Stated task 1:
In the forum post about Splunk search performance, which two commands is the poster choosing between?

━━━━━━━━━━━━━━━━

Hi there,
I am trying to decide which Splunk command I should use to give better long-term performance on the search and the search head and am looking for advice. The functions are join type=left
OR appendcols override=true
. The goal is to see information that may or may not be in both searches (saw page hits in the last 30 days but no hits to that page today)
Example result
field1 field 2 field3 Last 30 Day Total Last 30 Days % Today % Today Total
website1 URL1 Page1 40618 8.605436 7.814981 1083
website1 URL2 Page2 6 0.001271
website2 URL1 Page1 95650 12.050409
website2 URL2 Page2 43862 5.525928 8.103728 50
I have a search with the left join
index=abc data=billing scoring_type=decisioned latest=@d earliest=-30d@d| top field1, field2 by field3 countfield="Last 30 Day Total" percentfield="Last 30 Days %" | join type=left [search index=abc data=billing latest=now earliest=@d| topfield1, field2 by field3 countfield="Today Total" percentfield="Today %"]
And then the same search using appendcols override=true
index=abc latest=@d earliest=-30d@d| top field1, field2 by field3 countfield="Last 30 Day Total" percentfield="Last 30 Days %" |appendcols override=true [search index=abc latest=now earliest=@d| topfield1, field2 by field3 countfield="Today Total" percentfield="Today %"]
Both searches give me the results I am looking for, but they are both long running and I want to know performance-wise which is the better method.

━━━━━━━━━━━━━━━━

Stated task 2:
Retype the lines from the entries below, starting with the line containing "featured-name-1: Poolak San" and going on through the line containing "featured-id-1: 1223301 (47, 226, 98, 240)".

━━━━━━━━━━━━━━━━

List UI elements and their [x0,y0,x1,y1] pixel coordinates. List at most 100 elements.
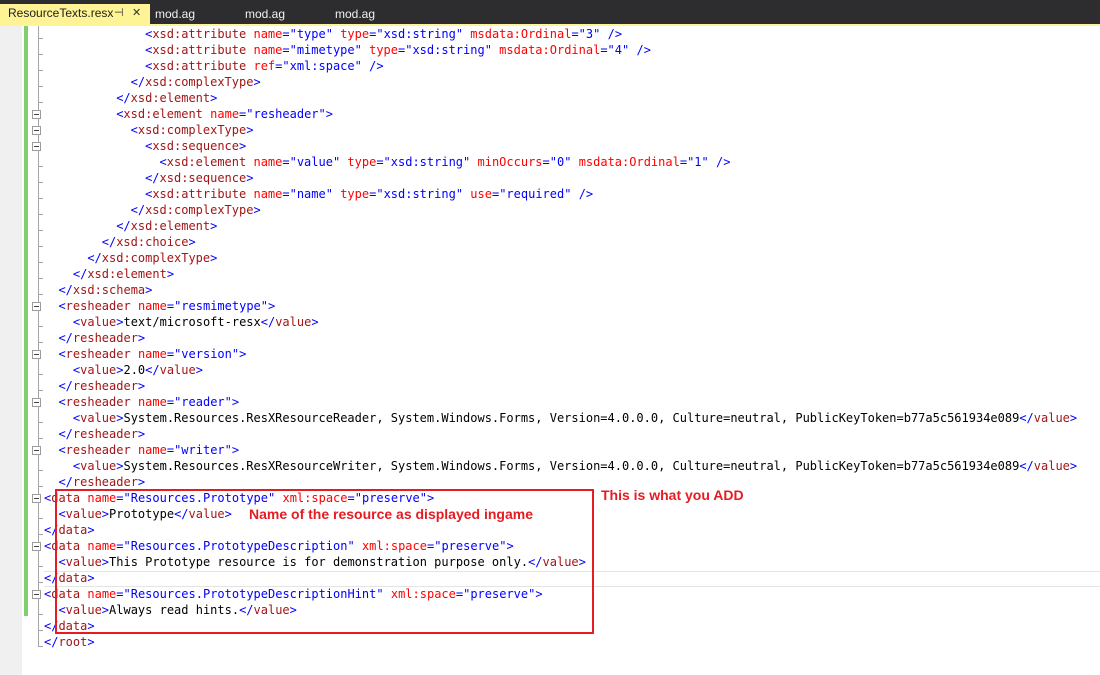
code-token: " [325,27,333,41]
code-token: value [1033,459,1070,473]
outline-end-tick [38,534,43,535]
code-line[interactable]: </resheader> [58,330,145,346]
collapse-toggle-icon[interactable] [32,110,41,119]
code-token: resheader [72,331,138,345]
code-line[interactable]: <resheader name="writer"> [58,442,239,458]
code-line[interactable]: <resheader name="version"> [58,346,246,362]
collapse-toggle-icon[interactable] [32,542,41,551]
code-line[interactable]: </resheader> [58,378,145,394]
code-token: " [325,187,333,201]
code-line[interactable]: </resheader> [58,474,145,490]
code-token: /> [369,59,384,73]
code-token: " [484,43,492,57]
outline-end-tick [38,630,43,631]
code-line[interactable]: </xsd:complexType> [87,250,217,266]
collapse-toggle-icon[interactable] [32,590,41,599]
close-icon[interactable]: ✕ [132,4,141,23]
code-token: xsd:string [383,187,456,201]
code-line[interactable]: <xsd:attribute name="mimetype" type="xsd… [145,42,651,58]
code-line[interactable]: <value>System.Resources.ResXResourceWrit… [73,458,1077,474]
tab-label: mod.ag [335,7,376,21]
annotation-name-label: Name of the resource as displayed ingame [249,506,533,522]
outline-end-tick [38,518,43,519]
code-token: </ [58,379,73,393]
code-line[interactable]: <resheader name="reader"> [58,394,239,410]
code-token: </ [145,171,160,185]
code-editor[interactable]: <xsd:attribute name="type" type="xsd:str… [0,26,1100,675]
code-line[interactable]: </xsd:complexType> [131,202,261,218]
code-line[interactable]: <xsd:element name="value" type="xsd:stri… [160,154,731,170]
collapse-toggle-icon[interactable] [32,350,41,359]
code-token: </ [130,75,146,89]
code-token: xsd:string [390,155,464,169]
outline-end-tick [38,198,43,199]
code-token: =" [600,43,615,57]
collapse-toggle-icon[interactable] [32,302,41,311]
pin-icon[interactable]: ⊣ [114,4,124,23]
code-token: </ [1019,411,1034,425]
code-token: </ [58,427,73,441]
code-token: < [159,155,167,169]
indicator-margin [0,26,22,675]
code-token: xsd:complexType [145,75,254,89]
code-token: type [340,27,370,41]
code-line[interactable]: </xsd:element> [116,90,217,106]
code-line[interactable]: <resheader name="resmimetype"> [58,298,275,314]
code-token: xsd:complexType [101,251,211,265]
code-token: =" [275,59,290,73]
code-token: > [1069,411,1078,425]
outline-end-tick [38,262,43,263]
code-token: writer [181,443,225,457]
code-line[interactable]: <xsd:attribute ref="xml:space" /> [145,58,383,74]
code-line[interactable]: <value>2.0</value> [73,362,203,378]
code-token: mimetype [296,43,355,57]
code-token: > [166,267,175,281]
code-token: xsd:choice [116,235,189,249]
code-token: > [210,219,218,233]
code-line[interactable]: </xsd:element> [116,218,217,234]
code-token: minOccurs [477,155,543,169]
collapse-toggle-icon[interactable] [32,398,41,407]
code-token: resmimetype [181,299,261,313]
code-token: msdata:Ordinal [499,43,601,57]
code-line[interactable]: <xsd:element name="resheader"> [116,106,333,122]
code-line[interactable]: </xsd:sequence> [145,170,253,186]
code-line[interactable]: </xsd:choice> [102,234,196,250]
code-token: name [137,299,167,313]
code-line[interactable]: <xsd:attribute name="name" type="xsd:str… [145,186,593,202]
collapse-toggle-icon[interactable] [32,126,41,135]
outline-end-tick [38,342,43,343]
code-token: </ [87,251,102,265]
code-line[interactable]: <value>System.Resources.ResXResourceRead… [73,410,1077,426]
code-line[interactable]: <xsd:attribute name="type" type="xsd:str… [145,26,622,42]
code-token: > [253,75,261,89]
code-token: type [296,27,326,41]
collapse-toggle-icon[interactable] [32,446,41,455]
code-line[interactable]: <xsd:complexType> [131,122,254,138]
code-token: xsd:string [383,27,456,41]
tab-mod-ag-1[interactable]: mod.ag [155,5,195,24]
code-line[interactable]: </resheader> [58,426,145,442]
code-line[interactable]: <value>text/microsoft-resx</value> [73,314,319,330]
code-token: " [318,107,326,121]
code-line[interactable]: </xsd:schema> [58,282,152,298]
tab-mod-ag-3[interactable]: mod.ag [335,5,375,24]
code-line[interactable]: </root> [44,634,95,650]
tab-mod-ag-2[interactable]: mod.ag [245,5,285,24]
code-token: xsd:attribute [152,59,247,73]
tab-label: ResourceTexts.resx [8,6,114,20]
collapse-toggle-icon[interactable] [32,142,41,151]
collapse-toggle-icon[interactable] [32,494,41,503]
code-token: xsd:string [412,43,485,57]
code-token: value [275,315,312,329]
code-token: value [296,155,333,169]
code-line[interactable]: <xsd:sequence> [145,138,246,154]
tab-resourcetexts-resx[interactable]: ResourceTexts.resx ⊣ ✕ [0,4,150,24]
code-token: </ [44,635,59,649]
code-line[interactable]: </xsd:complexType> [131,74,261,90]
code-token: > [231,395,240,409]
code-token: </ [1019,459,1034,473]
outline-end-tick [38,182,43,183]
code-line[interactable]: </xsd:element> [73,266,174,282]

━━━━━━━━━━━━━━━━

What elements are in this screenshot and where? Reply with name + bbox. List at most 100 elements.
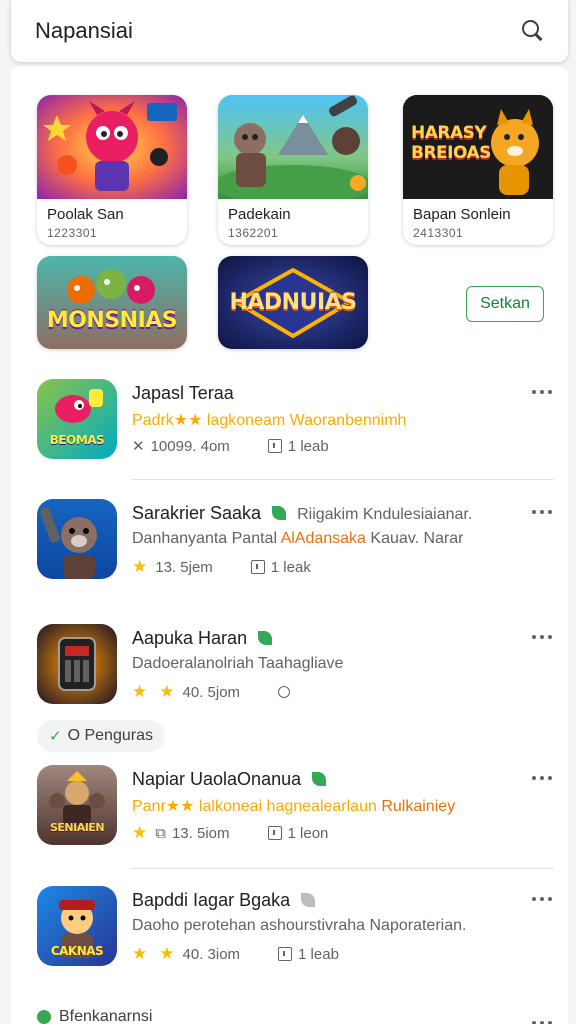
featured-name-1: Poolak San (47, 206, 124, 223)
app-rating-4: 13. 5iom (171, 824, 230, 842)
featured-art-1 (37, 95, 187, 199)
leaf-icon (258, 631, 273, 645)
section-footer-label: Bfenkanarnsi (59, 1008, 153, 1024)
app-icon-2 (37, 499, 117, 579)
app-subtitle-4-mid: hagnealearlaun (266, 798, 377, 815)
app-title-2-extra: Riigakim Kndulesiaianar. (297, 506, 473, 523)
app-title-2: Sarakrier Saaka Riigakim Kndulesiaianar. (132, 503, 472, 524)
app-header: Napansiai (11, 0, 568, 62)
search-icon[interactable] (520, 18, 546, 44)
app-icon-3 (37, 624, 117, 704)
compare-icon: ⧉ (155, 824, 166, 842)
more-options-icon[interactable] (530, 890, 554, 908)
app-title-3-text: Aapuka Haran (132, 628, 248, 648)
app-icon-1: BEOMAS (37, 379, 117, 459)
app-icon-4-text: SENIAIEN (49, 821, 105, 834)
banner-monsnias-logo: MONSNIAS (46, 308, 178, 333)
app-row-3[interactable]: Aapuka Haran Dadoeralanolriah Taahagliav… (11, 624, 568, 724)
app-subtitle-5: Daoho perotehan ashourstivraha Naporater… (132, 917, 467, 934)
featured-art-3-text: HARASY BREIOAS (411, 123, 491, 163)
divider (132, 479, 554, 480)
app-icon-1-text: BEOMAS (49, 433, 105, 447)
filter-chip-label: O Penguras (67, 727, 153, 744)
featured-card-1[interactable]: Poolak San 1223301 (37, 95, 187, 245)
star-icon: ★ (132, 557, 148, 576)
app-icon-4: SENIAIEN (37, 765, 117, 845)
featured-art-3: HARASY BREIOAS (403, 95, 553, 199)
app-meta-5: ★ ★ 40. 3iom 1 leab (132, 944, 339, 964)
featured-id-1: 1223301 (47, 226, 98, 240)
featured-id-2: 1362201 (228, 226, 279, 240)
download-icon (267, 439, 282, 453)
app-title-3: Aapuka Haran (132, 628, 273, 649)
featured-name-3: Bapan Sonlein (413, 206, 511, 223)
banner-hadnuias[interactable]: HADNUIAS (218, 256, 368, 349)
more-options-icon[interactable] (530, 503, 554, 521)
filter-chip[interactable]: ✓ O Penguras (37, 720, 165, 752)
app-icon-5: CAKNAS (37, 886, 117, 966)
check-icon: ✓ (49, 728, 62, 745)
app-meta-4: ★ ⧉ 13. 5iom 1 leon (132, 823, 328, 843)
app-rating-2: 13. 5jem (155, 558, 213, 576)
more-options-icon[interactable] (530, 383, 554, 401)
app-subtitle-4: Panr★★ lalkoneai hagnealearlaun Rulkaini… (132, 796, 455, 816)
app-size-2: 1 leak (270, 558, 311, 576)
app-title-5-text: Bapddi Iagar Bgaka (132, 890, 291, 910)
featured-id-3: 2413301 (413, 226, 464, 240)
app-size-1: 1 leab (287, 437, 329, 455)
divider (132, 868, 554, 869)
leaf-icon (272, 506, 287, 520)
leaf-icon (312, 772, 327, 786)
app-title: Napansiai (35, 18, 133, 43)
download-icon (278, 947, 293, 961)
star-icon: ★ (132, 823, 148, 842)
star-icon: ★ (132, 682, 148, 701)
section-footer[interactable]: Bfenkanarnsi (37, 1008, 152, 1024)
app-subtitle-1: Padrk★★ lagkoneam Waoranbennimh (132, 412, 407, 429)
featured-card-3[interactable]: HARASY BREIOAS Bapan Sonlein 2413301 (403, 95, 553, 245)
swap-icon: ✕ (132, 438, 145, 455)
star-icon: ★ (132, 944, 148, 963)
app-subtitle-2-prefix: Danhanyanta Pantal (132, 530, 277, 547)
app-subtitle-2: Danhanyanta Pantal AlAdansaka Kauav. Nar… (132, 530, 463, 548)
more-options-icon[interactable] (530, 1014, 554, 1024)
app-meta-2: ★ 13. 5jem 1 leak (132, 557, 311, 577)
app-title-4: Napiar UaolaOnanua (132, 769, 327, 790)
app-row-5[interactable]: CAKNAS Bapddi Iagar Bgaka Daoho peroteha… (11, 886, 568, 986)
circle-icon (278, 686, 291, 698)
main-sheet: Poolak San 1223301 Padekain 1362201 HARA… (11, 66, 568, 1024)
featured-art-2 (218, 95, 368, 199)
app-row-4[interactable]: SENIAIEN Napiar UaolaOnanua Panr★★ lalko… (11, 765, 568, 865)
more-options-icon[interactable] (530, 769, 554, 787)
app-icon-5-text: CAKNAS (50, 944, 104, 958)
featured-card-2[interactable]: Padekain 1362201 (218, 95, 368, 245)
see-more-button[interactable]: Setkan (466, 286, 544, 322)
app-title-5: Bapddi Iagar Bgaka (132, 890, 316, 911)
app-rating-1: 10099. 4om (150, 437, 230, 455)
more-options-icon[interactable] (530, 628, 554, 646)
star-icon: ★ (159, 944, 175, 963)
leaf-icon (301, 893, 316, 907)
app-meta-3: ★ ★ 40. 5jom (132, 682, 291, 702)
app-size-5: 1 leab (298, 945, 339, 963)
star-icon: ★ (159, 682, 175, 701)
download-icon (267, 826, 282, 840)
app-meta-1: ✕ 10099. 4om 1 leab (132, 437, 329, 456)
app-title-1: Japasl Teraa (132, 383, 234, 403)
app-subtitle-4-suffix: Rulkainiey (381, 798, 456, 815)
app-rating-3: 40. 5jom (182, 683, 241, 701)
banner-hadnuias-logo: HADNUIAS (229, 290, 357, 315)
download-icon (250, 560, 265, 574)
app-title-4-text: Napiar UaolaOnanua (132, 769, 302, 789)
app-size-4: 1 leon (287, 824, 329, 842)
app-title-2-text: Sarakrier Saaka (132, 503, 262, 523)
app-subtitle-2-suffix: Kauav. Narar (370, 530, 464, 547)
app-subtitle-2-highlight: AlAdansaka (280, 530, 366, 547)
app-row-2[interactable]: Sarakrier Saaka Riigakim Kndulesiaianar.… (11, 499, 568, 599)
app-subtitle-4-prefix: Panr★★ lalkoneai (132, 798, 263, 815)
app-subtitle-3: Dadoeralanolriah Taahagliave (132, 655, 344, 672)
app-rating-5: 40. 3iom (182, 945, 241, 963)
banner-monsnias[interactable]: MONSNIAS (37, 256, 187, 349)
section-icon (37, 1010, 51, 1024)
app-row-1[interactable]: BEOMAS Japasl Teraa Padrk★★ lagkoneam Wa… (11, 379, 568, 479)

━━━━━━━━━━━━━━━━

Final result 1:
join type=left and appendcols override=true

Final result 2:
featured-name-1: Poolak San (47, 206, 124, 223)
app-rating-4: 13. 5iom (171, 824, 230, 842)
featured-art-1 (37, 95, 187, 199)
leaf-icon (258, 631, 273, 645)
section-footer-label: Bfenkanarnsi (59, 1008, 153, 1024)
app-icon-2 (37, 499, 117, 579)
app-subtitle-4-mid: hagnealearlaun (266, 798, 377, 815)
app-title-2-extra: Riigakim Kndulesiaianar. (297, 506, 473, 523)
app-title-2: Sarakrier Saaka Riigakim Kndulesiaianar. (132, 503, 472, 524)
app-header: Napansiai (11, 0, 568, 62)
search-icon[interactable] (520, 18, 546, 44)
app-icon-3 (37, 624, 117, 704)
compare-icon: ⧉ (155, 824, 166, 842)
more-options-icon[interactable] (530, 890, 554, 908)
app-title-3-text: Aapuka Haran (132, 628, 248, 648)
app-icon-1: BEOMAS (37, 379, 117, 459)
app-icon-4-text: SENIAIEN (49, 821, 105, 834)
banner-monsnias-logo: MONSNIAS (46, 308, 178, 333)
app-row-3[interactable]: Aapuka Haran Dadoeralanolriah Taahagliav… (11, 624, 568, 724)
app-subtitle-5: Daoho perotehan ashourstivraha Naporater… (132, 917, 467, 934)
featured-art-3-text: HARASY BREIOAS (411, 123, 491, 163)
divider (132, 479, 554, 480)
app-icon-1-text: BEOMAS (49, 433, 105, 447)
filter-chip-label: O Penguras (67, 727, 153, 744)
featured-card-1[interactable]: Poolak San 1223301 (37, 95, 187, 245)
star-icon: ★ (132, 557, 148, 576)
app-icon-4: SENIAIEN (37, 765, 117, 845)
featured-art-3: HARASY BREIOAS (403, 95, 553, 199)
app-meta-5: ★ ★ 40. 3iom 1 leab (132, 944, 339, 964)
featured-id-1: 1223301 (47, 226, 98, 240)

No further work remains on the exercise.